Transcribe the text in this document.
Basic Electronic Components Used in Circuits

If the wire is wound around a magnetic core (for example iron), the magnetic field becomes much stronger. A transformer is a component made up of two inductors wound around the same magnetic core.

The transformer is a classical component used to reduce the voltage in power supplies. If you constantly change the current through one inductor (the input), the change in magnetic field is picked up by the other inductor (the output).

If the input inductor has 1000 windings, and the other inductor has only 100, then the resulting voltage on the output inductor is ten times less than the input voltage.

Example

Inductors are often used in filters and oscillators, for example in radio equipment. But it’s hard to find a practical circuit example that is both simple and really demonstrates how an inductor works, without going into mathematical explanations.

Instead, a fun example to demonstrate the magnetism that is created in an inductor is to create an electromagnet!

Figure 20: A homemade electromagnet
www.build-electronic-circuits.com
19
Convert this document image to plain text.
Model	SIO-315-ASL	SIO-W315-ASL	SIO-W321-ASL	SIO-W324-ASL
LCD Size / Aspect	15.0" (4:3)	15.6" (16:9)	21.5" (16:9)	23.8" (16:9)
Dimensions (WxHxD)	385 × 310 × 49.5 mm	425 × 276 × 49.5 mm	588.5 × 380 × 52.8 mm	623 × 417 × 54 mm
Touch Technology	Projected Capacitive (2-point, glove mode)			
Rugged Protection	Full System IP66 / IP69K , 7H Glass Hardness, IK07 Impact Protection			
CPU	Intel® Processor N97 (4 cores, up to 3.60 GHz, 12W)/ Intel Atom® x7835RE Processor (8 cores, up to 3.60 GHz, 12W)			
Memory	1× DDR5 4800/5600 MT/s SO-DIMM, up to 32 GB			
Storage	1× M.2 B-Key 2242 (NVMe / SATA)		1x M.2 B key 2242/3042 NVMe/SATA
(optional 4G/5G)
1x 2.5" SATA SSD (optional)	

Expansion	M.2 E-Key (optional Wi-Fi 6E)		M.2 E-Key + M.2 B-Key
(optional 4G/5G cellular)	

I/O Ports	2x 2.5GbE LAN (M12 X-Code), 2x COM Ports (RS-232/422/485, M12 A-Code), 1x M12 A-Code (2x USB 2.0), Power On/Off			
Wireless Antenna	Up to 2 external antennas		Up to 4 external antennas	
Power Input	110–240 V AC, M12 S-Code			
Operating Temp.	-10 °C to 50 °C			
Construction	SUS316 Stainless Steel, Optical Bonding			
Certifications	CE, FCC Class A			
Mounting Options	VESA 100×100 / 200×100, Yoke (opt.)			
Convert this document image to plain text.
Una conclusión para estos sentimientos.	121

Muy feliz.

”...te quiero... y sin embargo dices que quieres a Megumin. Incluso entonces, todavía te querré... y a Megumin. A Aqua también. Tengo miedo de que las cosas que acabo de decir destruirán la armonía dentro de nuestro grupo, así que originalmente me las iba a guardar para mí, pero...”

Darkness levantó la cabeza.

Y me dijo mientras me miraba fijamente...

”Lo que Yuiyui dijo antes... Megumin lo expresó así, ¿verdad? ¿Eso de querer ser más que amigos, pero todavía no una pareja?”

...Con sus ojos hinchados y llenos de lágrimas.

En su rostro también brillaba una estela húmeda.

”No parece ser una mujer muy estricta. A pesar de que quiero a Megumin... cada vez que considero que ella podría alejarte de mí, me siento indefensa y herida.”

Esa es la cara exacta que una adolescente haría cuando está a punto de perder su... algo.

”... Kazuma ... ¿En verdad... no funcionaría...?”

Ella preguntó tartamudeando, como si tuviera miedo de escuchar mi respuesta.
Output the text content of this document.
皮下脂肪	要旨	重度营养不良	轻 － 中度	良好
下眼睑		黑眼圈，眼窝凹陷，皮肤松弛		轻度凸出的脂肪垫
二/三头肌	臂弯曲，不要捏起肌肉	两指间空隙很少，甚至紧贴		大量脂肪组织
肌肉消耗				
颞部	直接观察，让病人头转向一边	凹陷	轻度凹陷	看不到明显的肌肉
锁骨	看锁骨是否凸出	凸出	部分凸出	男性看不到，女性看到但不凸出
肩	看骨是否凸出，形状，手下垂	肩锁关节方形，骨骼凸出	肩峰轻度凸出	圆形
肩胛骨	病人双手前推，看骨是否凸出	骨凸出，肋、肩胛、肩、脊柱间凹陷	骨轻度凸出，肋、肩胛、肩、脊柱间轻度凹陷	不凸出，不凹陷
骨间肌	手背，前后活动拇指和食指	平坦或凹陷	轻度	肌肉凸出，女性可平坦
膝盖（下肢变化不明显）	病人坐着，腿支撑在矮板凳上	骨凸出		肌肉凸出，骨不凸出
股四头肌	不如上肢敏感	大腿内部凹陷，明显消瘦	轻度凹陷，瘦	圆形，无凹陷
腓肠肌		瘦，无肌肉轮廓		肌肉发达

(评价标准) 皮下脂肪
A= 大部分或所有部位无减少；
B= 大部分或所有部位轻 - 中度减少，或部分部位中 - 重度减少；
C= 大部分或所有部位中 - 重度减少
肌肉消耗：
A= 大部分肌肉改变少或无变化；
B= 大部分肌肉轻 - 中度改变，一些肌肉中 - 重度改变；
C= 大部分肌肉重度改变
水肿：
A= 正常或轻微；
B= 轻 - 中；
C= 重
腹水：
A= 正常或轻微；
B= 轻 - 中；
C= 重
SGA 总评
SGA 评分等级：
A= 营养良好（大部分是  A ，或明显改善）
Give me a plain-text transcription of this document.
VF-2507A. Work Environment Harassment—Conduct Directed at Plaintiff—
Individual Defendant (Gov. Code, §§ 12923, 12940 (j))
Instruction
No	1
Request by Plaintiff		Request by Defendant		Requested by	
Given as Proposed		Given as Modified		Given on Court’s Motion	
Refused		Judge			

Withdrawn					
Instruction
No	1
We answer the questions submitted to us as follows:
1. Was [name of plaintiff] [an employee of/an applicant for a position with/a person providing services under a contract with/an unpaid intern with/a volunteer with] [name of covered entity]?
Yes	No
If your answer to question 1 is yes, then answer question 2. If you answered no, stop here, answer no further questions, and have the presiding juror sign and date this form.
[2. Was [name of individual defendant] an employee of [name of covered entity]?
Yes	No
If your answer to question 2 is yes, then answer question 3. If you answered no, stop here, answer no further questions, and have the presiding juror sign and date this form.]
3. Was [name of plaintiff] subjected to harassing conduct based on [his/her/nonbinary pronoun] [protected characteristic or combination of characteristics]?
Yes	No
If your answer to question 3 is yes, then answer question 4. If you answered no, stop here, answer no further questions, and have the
+ + + + +
▸ DO THIS: Return the lines above exactly, keeping every word.

▸ SOLVED PROBLEM:
Transcribe the text in this document.
Basic Electronic Components Used in Circuits

If the wire is wound around a magnetic core (for example iron), the magnetic field becomes much stronger. A transformer is a component made up of two inductors wound around the same magnetic core.

The transformer is a classical component used to reduce the voltage in power supplies. If you constantly change the current through one inductor (the input), the change in magnetic field is picked up by the other inductor (the output).

If the input inductor has 1000 windings, and the other inductor has only 100, then the resulting voltage on the output inductor is ten times less than the input voltage.

Example

Inductors are often used in filters and oscillators, for example in radio equipment. But it’s hard to find a practical circuit example that is both simple and really demonstrates how an inductor works, without going into mathematical explanations.

Instead, a fun example to demonstrate the magnetism that is created in an inductor is to create an electromagnet!

Figure 20: A homemade electromagnet
www.build-electronic-circuits.com
19
Convert this document image to plain text.
Model	SIO-315-ASL	SIO-W315-ASL	SIO-W321-ASL	SIO-W324-ASL
LCD Size / Aspect	15.0" (4:3)	15.6" (16:9)	21.5" (16:9)	23.8" (16:9)
Dimensions (WxHxD)	385 × 310 × 49.5 mm	425 × 276 × 49.5 mm	588.5 × 380 × 52.8 mm	623 × 417 × 54 mm
Touch Technology	Projected Capacitive (2-point, glove mode)			
Rugged Protection	Full System IP66 / IP69K , 7H Glass Hardness, IK07 Impact Protection			
CPU	Intel® Processor N97 (4 cores, up to 3.60 GHz, 12W)/ Intel Atom® x7835RE Processor (8 cores, up to 3.60 GHz, 12W)			
Memory	1× DDR5 4800/5600 MT/s SO-DIMM, up to 32 GB			
Storage	1× M.2 B-Key 2242 (NVMe / SATA)		1x M.2 B key 2242/3042 NVMe/SATA
(optional 4G/5G)
1x 2.5" SATA SSD (optional)	

Expansion	M.2 E-Key (optional Wi-Fi 6E)		M.2 E-Key + M.2 B-Key
(optional 4G/5G cellular)	

I/O Ports	2x 2.5GbE LAN (M12 X-Code), 2x COM Ports (RS-232/422/485, M12 A-Code), 1x M12 A-Code (2x USB 2.0), Power On/Off			
Wireless Antenna	Up to 2 external antennas		Up to 4 external antennas	
Power Input	110–240 V AC, M12 S-Code			
Operating Temp.	-10 °C to 50 °C			
Construction	SUS316 Stainless Steel, Optical Bonding			
Certifications	CE, FCC Class A			
Mounting Options	VESA 100×100 / 200×100, Yoke (opt.)			
Convert this document image to plain text.
Una conclusión para estos sentimientos.	121

Muy feliz.

”...te quiero... y sin embargo dices que quieres a Megumin. Incluso entonces, todavía te querré... y a Megumin. A Aqua también. Tengo miedo de que las cosas que acabo de decir destruirán la armonía dentro de nuestro grupo, así que originalmente me las iba a guardar para mí, pero...”

Darkness levantó la cabeza.

Y me dijo mientras me miraba fijamente...

”Lo que Yuiyui dijo antes... Megumin lo expresó así, ¿verdad? ¿Eso de querer ser más que amigos, pero todavía no una pareja?”

...Con sus ojos hinchados y llenos de lágrimas.

En su rostro también brillaba una estela húmeda.

”No parece ser una mujer muy estricta. A pesar de que quiero a Megumin... cada vez que considero que ella podría alejarte de mí, me siento indefensa y herida.”

Esa es la cara exacta que una adolescente haría cuando está a punto de perder su... algo.

”... Kazuma ... ¿En verdad... no funcionaría...?”

Ella preguntó tartamudeando, como si tuviera miedo de escuchar mi respuesta.
Output the text content of this document.
皮下脂肪	要旨	重度营养不良	轻 － 中度	良好
下眼睑		黑眼圈，眼窝凹陷，皮肤松弛		轻度凸出的脂肪垫
二/三头肌	臂弯曲，不要捏起肌肉	两指间空隙很少，甚至紧贴		大量脂肪组织
肌肉消耗				
颞部	直接观察，让病人头转向一边	凹陷	轻度凹陷	看不到明显的肌肉
锁骨	看锁骨是否凸出	凸出	部分凸出	男性看不到，女性看到但不凸出
肩	看骨是否凸出，形状，手下垂	肩锁关节方形，骨骼凸出	肩峰轻度凸出	圆形
肩胛骨	病人双手前推，看骨是否凸出	骨凸出，肋、肩胛、肩、脊柱间凹陷	骨轻度凸出，肋、肩胛、肩、脊柱间轻度凹陷	不凸出，不凹陷
骨间肌	手背，前后活动拇指和食指	平坦或凹陷	轻度	肌肉凸出，女性可平坦
膝盖（下肢变化不明显）	病人坐着，腿支撑在矮板凳上	骨凸出		肌肉凸出，骨不凸出
股四头肌	不如上肢敏感	大腿内部凹陷，明显消瘦	轻度凹陷，瘦	圆形，无凹陷
腓肠肌		瘦，无肌肉轮廓		肌肉发达

(评价标准) 皮下脂肪
A= 大部分或所有部位无减少；
B= 大部分或所有部位轻 - 中度减少，或部分部位中 - 重度减少；
C= 大部分或所有部位中 - 重度减少
肌肉消耗：
A= 大部分肌肉改变少或无变化；
B= 大部分肌肉轻 - 中度改变，一些肌肉中 - 重度改变；
C= 大部分肌肉重度改变
水肿：
A= 正常或轻微；
B= 轻 - 中；
C= 重
腹水：
A= 正常或轻微；
B= 轻 - 中；
C= 重
SGA 总评
SGA 评分等级：
A= 营养良好（大部分是  A ，或明显改善）
Give me a plain-text transcription of this document.
VF-2507A. Work Environment Harassment—Conduct Directed at Plaintiff—
Individual Defendant (Gov. Code, §§ 12923, 12940 (j))
Instruction
No	1
Request by Plaintiff		Request by Defendant		Requested by	
Given as Proposed		Given as Modified		Given on Court’s Motion	
Refused		Judge			

Withdrawn					
Instruction
No	1
We answer the questions submitted to us as follows:
1. Was [name of plaintiff] [an employee of/an applicant for a position with/a person providing services under a contract with/an unpaid intern with/a volunteer with] [name of covered entity]?
Yes	No
If your answer to question 1 is yes, then answer question 2. If you answered no, stop here, answer no further questions, and have the presiding juror sign and date this form.
[2. Was [name of individual defendant] an employee of [name of covered entity]?
Yes	No
If your answer to question 2 is yes, then answer question 3. If you answered no, stop here, answer no further questions, and have the presiding juror sign and date this form.]
3. Was [name of plaintiff] subjected to harassing conduct based on [his/her/nonbinary pronoun] [protected characteristic or combination of characteristics]?
Yes	No
If your answer to question 3 is yes, then answer question 4. If you answered no, stop here, answer no further questions, and have the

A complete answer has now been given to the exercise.